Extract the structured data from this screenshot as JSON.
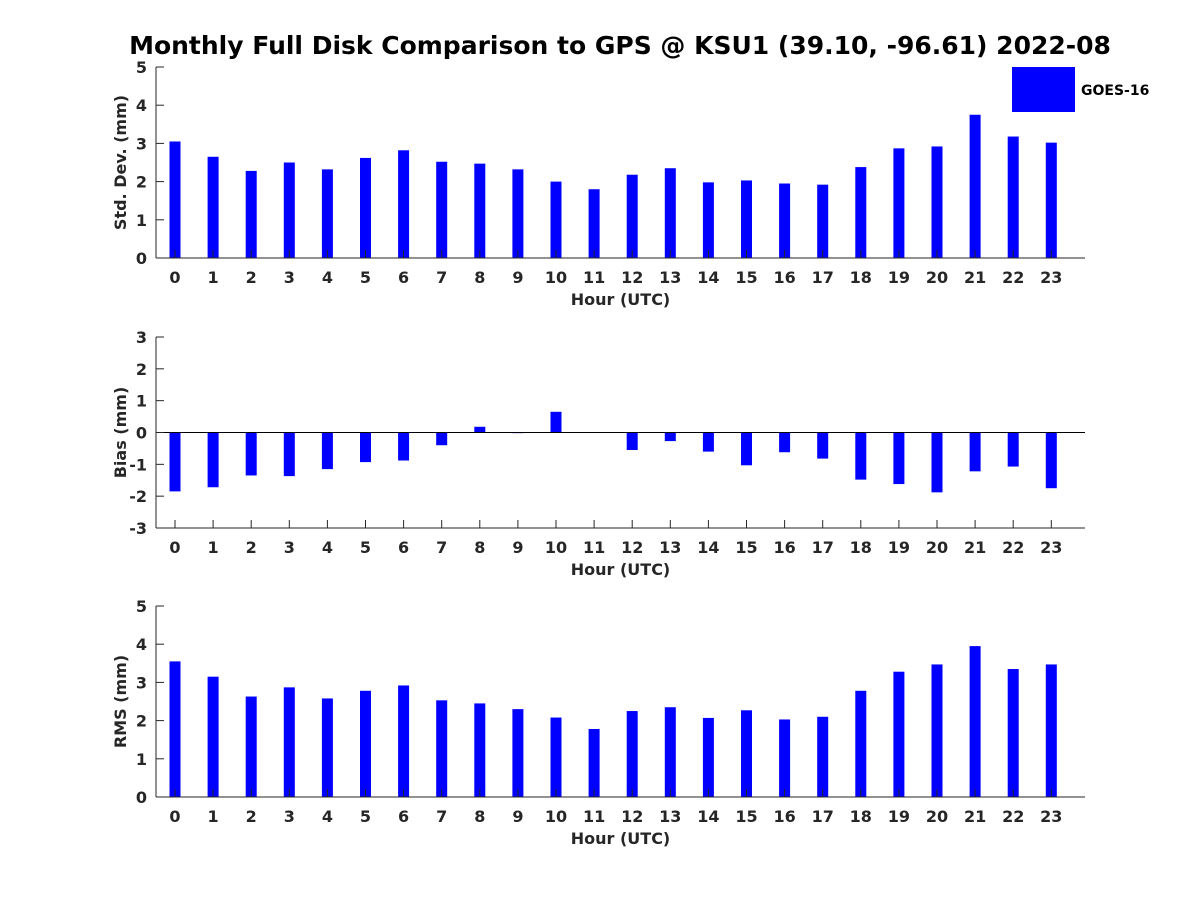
{
  "title": "Monthly Full Disk Comparison to GPS @ KSU1 (39.10, -96.61) 2022-08",
  "legend": {
    "label": "GOES-16",
    "color": "#0000ff",
    "placement": "top-right"
  },
  "chart_data": [
    {
      "type": "bar",
      "categories": [
        "0",
        "1",
        "2",
        "3",
        "4",
        "5",
        "6",
        "7",
        "8",
        "9",
        "10",
        "11",
        "12",
        "13",
        "14",
        "15",
        "16",
        "17",
        "18",
        "19",
        "20",
        "21",
        "22",
        "23"
      ],
      "series": [
        {
          "name": "GOES-16",
          "color": "#0000ff",
          "values": [
            3.05,
            2.65,
            2.28,
            2.5,
            2.32,
            2.62,
            2.82,
            2.52,
            2.47,
            2.32,
            2.0,
            1.8,
            2.18,
            2.35,
            1.98,
            2.03,
            1.95,
            1.92,
            2.38,
            2.87,
            2.92,
            3.75,
            3.18,
            3.02
          ]
        }
      ],
      "xlabel": "Hour (UTC)",
      "ylabel": "Std. Dev. (mm)",
      "ylim": [
        0,
        5
      ],
      "yticks": [
        "0",
        "1",
        "2",
        "3",
        "4",
        "5"
      ]
    },
    {
      "type": "bar",
      "categories": [
        "0",
        "1",
        "2",
        "3",
        "4",
        "5",
        "6",
        "7",
        "8",
        "9",
        "10",
        "11",
        "12",
        "13",
        "14",
        "15",
        "16",
        "17",
        "18",
        "19",
        "20",
        "21",
        "22",
        "23"
      ],
      "series": [
        {
          "name": "GOES-16",
          "color": "#0000ff",
          "values": [
            -1.85,
            -1.72,
            -1.35,
            -1.37,
            -1.15,
            -0.93,
            -0.88,
            -0.4,
            0.18,
            -0.02,
            0.65,
            0.0,
            -0.55,
            -0.27,
            -0.6,
            -1.03,
            -0.62,
            -0.82,
            -1.48,
            -1.62,
            -1.88,
            -1.22,
            -1.07,
            -1.75
          ]
        }
      ],
      "xlabel": "Hour (UTC)",
      "ylabel": "Bias (mm)",
      "ylim": [
        -3,
        3
      ],
      "yticks": [
        "-3",
        "-2",
        "-1",
        "0",
        "1",
        "2",
        "3"
      ]
    },
    {
      "type": "bar",
      "categories": [
        "0",
        "1",
        "2",
        "3",
        "4",
        "5",
        "6",
        "7",
        "8",
        "9",
        "10",
        "11",
        "12",
        "13",
        "14",
        "15",
        "16",
        "17",
        "18",
        "19",
        "20",
        "21",
        "22",
        "23"
      ],
      "series": [
        {
          "name": "GOES-16",
          "color": "#0000ff",
          "values": [
            3.55,
            3.15,
            2.63,
            2.87,
            2.58,
            2.78,
            2.92,
            2.53,
            2.45,
            2.3,
            2.08,
            1.78,
            2.25,
            2.35,
            2.07,
            2.27,
            2.03,
            2.1,
            2.78,
            3.28,
            3.47,
            3.95,
            3.35,
            3.47
          ]
        }
      ],
      "xlabel": "Hour (UTC)",
      "ylabel": "RMS (mm)",
      "ylim": [
        0,
        5
      ],
      "yticks": [
        "0",
        "1",
        "2",
        "3",
        "4",
        "5"
      ]
    }
  ]
}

────

Reproduce every entry exactly, but omit each picture.

▶ **Completed task**:
Extract the structured data from this screenshot as JSON.
{
  "title": "Monthly Full Disk Comparison to GPS @ KSU1 (39.10, -96.61) 2022-08",
  "legend": {
    "label": "GOES-16",
    "color": "#0000ff",
    "placement": "top-right"
  },
  "chart_data": [
    {
      "type": "bar",
      "categories": [
        "0",
        "1",
        "2",
        "3",
        "4",
        "5",
        "6",
        "7",
        "8",
        "9",
        "10",
        "11",
        "12",
        "13",
        "14",
        "15",
        "16",
        "17",
        "18",
        "19",
        "20",
        "21",
        "22",
        "23"
      ],
      "series": [
        {
          "name": "GOES-16",
          "color": "#0000ff",
          "values": [
            3.05,
            2.65,
            2.28,
            2.5,
            2.32,
            2.62,
            2.82,
            2.52,
            2.47,
            2.32,
            2.0,
            1.8,
            2.18,
            2.35,
            1.98,
            2.03,
            1.95,
            1.92,
            2.38,
            2.87,
            2.92,
            3.75,
            3.18,
            3.02
          ]
        }
      ],
      "xlabel": "Hour (UTC)",
      "ylabel": "Std. Dev. (mm)",
      "ylim": [
        0,
        5
      ],
      "yticks": [
        "0",
        "1",
        "2",
        "3",
        "4",
        "5"
      ]
    },
    {
      "type": "bar",
      "categories": [
        "0",
        "1",
        "2",
        "3",
        "4",
        "5",
        "6",
        "7",
        "8",
        "9",
        "10",
        "11",
        "12",
        "13",
        "14",
        "15",
        "16",
        "17",
        "18",
        "19",
        "20",
        "21",
        "22",
        "23"
      ],
      "series": [
        {
          "name": "GOES-16",
          "color": "#0000ff",
          "values": [
            -1.85,
            -1.72,
            -1.35,
            -1.37,
            -1.15,
            -0.93,
            -0.88,
            -0.4,
            0.18,
            -0.02,
            0.65,
            0.0,
            -0.55,
            -0.27,
            -0.6,
            -1.03,
            -0.62,
            -0.82,
            -1.48,
            -1.62,
            -1.88,
            -1.22,
            -1.07,
            -1.75
          ]
        }
      ],
      "xlabel": "Hour (UTC)",
      "ylabel": "Bias (mm)",
      "ylim": [
        -3,
        3
      ],
      "yticks": [
        "-3",
        "-2",
        "-1",
        "0",
        "1",
        "2",
        "3"
      ]
    },
    {
      "type": "bar",
      "categories": [
        "0",
        "1",
        "2",
        "3",
        "4",
        "5",
        "6",
        "7",
        "8",
        "9",
        "10",
        "11",
        "12",
        "13",
        "14",
        "15",
        "16",
        "17",
        "18",
        "19",
        "20",
        "21",
        "22",
        "23"
      ],
      "series": [
        {
          "name": "GOES-16",
          "color": "#0000ff",
          "values": [
            3.55,
            3.15,
            2.63,
            2.87,
            2.58,
            2.78,
            2.92,
            2.53,
            2.45,
            2.3,
            2.08,
            1.78,
            2.25,
            2.35,
            2.07,
            2.27,
            2.03,
            2.1,
            2.78,
            3.28,
            3.47,
            3.95,
            3.35,
            3.47
          ]
        }
      ],
      "xlabel": "Hour (UTC)",
      "ylabel": "RMS (mm)",
      "ylim": [
        0,
        5
      ],
      "yticks": [
        "0",
        "1",
        "2",
        "3",
        "4",
        "5"
      ]
    }
  ]
}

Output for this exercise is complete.